- Task statement -
Give the number of lines that hold the string "asiakirjat". Nothing else is needed.

[Extracted data entries]

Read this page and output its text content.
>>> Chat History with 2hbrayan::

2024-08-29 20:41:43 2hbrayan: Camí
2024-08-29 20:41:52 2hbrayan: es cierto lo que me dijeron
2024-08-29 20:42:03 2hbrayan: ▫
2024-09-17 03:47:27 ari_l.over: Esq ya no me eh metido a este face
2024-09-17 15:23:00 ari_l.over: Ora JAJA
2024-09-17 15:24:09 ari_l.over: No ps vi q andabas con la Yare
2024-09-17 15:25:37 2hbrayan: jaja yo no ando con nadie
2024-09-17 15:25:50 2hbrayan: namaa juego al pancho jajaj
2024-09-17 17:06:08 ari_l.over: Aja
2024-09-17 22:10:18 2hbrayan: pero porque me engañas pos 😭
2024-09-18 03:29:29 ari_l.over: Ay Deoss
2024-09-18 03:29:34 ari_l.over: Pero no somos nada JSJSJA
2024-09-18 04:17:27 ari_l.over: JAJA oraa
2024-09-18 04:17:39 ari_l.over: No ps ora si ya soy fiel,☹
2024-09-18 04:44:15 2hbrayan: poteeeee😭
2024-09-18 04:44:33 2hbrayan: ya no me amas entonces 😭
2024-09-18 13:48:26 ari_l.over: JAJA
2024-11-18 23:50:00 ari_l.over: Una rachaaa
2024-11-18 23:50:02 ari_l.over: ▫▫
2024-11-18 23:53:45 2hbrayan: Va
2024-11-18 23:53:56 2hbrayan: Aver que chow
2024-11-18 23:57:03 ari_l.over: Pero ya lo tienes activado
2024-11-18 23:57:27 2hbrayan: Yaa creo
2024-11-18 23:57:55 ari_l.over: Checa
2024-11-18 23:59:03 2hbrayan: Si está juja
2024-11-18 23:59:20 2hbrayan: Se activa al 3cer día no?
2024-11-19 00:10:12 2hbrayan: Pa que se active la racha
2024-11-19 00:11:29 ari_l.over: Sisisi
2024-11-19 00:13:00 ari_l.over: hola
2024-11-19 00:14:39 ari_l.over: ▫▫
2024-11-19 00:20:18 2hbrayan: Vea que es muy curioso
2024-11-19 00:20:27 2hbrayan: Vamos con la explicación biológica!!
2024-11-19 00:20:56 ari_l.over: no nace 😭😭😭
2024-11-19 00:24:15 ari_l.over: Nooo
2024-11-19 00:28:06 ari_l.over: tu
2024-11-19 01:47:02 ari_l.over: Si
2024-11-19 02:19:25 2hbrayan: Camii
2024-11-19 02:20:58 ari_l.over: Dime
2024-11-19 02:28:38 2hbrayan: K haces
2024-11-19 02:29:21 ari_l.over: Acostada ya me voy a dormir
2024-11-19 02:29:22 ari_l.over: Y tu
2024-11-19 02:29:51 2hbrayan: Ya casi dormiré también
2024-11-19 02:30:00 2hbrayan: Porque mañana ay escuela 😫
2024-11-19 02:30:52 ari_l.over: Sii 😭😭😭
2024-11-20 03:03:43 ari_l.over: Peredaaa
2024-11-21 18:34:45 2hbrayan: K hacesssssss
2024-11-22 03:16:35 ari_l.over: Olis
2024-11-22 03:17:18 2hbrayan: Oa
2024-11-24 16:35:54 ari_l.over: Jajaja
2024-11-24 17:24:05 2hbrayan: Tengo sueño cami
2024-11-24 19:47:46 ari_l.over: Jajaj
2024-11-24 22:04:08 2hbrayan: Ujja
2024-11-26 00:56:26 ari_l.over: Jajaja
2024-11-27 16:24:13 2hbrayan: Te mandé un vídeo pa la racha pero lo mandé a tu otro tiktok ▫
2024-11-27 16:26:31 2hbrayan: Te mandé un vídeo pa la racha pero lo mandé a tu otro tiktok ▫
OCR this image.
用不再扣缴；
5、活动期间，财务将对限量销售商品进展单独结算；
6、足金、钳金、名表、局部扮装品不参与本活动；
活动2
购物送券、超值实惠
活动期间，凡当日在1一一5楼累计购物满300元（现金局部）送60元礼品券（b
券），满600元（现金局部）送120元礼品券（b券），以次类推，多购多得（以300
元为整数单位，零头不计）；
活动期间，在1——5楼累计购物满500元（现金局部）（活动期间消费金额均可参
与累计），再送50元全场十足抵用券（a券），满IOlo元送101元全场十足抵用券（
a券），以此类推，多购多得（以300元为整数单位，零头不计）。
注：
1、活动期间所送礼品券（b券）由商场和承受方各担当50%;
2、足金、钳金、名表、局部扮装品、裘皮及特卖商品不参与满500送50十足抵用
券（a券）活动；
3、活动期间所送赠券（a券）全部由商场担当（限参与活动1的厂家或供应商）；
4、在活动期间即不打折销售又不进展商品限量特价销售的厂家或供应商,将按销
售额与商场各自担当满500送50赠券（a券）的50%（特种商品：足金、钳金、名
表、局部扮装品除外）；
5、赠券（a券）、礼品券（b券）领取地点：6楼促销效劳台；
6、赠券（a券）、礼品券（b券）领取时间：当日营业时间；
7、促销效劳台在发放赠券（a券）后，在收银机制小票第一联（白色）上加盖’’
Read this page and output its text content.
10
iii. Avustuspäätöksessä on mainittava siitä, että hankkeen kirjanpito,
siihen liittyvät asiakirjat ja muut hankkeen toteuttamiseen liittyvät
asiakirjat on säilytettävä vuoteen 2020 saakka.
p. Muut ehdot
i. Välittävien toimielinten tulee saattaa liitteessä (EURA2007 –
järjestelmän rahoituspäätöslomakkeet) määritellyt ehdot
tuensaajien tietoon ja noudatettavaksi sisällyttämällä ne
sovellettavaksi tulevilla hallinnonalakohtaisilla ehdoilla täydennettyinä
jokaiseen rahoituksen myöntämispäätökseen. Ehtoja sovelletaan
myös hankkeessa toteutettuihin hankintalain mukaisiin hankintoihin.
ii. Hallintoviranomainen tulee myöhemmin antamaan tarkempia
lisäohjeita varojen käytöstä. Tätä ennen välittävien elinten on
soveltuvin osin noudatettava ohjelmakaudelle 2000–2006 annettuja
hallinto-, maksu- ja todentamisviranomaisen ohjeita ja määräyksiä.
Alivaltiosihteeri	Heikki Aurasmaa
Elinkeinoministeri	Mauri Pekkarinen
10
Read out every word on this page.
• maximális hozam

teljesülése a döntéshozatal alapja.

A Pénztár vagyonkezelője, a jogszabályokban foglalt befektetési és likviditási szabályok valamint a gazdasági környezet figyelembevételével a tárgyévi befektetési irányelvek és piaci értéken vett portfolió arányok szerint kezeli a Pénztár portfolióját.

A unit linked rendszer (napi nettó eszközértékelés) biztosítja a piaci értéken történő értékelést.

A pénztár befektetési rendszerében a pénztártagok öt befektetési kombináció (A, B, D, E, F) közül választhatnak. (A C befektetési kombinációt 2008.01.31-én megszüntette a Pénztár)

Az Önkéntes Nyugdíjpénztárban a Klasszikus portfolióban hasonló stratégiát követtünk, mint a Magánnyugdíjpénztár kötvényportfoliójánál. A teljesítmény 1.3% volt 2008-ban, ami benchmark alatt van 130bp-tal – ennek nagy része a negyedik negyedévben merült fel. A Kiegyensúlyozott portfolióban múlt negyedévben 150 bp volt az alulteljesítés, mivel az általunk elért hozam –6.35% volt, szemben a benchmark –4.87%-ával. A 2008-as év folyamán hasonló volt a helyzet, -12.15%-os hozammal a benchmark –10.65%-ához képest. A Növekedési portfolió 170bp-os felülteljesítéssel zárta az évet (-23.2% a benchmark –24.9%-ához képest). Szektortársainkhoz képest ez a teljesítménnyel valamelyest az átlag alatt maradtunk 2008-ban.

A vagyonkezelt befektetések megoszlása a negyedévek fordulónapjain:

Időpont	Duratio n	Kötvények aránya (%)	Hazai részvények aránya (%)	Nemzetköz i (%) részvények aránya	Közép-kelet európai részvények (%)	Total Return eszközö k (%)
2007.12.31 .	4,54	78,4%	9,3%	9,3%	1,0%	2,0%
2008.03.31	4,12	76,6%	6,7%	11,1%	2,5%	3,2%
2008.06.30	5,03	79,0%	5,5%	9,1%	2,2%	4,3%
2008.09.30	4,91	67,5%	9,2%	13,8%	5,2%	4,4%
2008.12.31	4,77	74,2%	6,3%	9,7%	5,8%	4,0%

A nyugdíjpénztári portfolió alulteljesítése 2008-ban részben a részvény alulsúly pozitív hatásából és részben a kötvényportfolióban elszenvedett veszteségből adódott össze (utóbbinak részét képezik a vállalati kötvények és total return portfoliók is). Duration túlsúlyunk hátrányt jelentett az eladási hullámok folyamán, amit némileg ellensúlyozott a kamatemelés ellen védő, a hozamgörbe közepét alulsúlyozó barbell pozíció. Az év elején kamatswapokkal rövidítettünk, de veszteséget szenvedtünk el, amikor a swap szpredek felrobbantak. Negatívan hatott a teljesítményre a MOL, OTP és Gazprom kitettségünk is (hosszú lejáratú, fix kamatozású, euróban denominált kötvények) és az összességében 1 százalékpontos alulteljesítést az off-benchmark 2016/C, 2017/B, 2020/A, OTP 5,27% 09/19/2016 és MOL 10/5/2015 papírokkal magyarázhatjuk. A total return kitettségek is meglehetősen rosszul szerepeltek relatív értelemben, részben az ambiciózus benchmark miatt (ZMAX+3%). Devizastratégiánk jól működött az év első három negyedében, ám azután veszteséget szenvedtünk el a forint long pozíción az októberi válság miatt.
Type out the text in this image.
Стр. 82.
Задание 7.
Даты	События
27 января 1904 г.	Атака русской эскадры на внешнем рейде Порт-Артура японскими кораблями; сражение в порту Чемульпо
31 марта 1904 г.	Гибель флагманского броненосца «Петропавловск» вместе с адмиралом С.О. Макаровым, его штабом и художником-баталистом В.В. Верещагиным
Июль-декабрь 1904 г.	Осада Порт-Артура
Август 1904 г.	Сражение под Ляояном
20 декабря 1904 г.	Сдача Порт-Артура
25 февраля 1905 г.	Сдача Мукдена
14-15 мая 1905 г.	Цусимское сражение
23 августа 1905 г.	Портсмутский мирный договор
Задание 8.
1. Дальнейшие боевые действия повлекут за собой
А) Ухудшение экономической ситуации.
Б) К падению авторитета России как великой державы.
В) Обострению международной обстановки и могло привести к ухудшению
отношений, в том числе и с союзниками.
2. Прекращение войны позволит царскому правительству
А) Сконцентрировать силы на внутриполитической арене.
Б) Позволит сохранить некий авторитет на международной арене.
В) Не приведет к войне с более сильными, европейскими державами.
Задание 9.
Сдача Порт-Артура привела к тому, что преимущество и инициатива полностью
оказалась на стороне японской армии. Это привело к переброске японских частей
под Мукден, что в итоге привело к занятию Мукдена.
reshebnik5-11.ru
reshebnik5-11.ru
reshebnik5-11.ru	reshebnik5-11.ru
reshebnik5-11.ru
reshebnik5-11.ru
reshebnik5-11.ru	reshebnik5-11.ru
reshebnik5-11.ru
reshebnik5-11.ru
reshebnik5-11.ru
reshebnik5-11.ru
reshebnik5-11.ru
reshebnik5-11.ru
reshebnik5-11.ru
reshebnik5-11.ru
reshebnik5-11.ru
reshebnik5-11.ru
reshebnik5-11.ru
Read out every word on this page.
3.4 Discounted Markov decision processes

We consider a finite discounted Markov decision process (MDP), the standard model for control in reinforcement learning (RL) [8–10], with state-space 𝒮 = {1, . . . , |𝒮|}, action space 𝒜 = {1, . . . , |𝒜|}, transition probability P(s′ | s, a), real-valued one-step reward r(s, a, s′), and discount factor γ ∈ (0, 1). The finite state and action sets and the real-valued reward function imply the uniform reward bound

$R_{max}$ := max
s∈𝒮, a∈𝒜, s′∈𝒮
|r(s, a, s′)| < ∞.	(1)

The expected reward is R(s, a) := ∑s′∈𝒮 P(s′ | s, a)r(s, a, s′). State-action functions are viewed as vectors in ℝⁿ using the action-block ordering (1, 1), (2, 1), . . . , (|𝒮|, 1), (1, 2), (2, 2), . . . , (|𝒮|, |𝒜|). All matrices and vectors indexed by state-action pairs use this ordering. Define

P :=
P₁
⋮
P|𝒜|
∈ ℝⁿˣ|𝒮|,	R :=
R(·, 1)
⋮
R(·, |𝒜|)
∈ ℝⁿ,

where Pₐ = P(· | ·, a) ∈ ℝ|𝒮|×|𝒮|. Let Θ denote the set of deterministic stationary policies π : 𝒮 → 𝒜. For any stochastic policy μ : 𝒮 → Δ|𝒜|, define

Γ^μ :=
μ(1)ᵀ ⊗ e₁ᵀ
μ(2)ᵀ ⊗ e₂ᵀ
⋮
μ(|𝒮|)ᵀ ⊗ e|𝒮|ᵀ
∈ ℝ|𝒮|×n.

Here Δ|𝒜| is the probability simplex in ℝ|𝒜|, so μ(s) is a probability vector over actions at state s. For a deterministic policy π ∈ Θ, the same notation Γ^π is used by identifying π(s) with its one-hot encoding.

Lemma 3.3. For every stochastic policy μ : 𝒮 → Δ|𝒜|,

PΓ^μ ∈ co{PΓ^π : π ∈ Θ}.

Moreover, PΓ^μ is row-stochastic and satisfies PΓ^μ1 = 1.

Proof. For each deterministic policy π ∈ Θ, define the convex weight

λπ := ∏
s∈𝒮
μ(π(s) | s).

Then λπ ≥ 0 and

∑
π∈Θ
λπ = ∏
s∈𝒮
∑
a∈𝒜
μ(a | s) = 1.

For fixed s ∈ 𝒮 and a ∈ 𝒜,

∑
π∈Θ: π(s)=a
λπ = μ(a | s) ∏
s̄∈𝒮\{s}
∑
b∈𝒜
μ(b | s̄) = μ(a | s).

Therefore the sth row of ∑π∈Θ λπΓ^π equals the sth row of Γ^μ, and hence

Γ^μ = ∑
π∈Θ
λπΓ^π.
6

- Solution for this exercise -
2